→ What to do:
Identify all lines in the listing that include the word "функции", and copy them out.

→ Data for this task:
______________________________
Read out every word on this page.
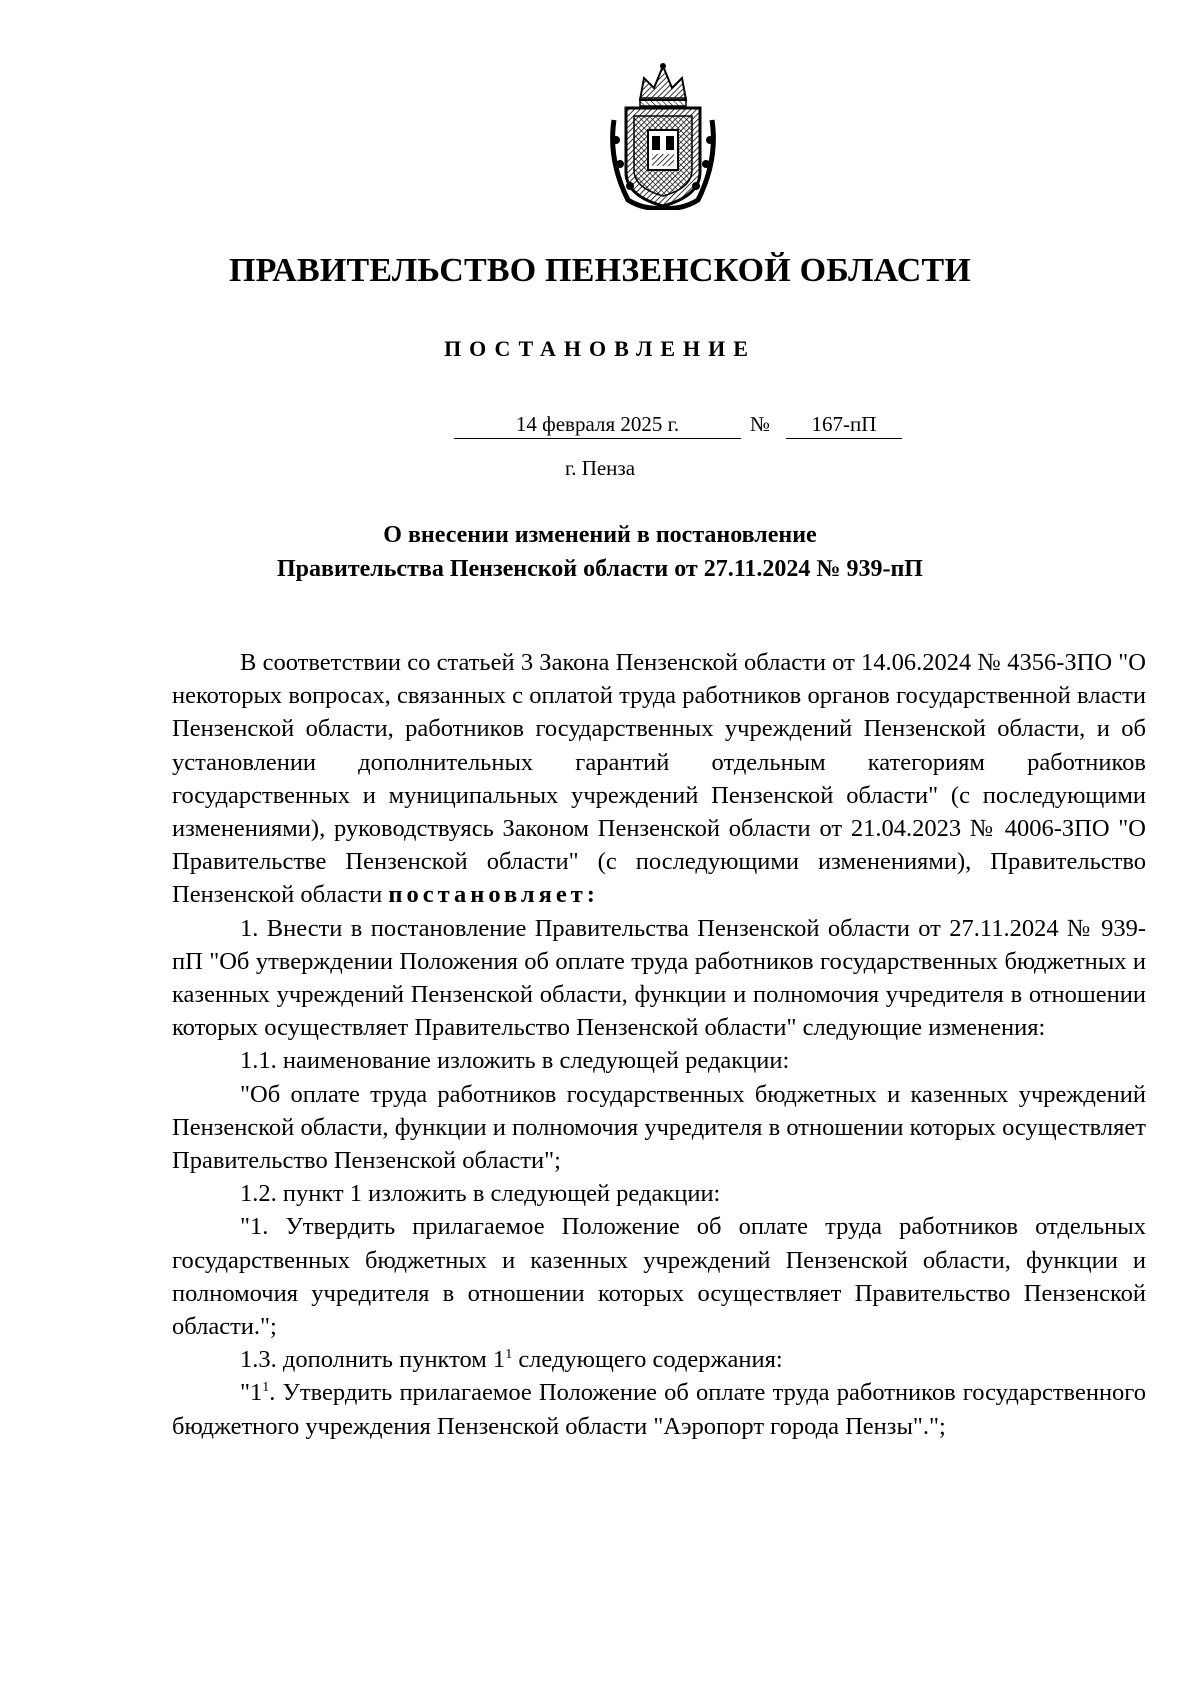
ПРАВИТЕЛЬСТВО ПЕНЗЕНСКОЙ ОБЛАСТИ
ПОСТАНОВЛЕНИЕ
14 февраля 2025 г.	№	167-пП
г. Пенза
О внесении изменений в постановление
Правительства Пензенской области от 27.11.2024 № 939-пП

В соответствии со статьей 3 Закона Пензенской области от 14.06.2024 № 4356-ЗПО "О некоторых вопросах, связанных с оплатой труда работников органов государственной власти Пензенской области, работников государственных учреждений Пензенской области, и об установлении дополнительных гарантий отдельным категориям работников государственных и муниципальных учреждений Пензенской области" (с последующими изменениями), руководствуясь Законом Пензенской области от 21.04.2023 № 4006-ЗПО "О Правительстве Пензенской области" (с последующими изменениями), Правительство Пензенской области постановляет:

1. Внести в постановление Правительства Пензенской области от 27.11.2024 № 939-пП "Об утверждении Положения об оплате труда работников государственных бюджетных и казенных учреждений Пензенской области, функции и полномочия учредителя в отношении которых осуществляет Правительство Пензенской области" следующие изменения:

1.1. наименование изложить в следующей редакции:

"Об оплате труда работников государственных бюджетных и казенных учреждений Пензенской области, функции и полномочия учредителя в отношении которых осуществляет Правительство Пензенской области";

1.2. пункт 1 изложить в следующей редакции:

"1. Утвердить прилагаемое Положение об оплате труда работников отдельных государственных бюджетных и казенных учреждений Пензенской области, функции и полномочия учредителя в отношении которых осуществляет Правительство Пензенской области.";

1.3. дополнить пунктом $1^1$ следующего содержания:

"$1^1$. Утвердить прилагаемое Положение об оплате труда работников государственного бюджетного учреждения Пензенской области "Аэропорт города Пензы".";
______________________________
→ Finished answer:
1. Внести в постановление Правительства Пензенской области от 27.11.2024 № 939-пП "Об утверждении Положения об оплате труда работников государственных бюджетных и казенных учреждений Пензенской области, функции и полномочия учредителя в отношении которых осуществляет Правительство Пензенской области" следующие изменения:
"Об оплате труда работников государственных бюджетных и казенных учреждений Пензенской области, функции и полномочия учредителя в отношении которых осуществляет Правительство Пензенской области";
"1. Утвердить прилагаемое Положение об оплате труда работников отдельных государственных бюджетных и казенных учреждений Пензенской области, функции и полномочия учредителя в отношении которых осуществляет Правительство Пензенской области.";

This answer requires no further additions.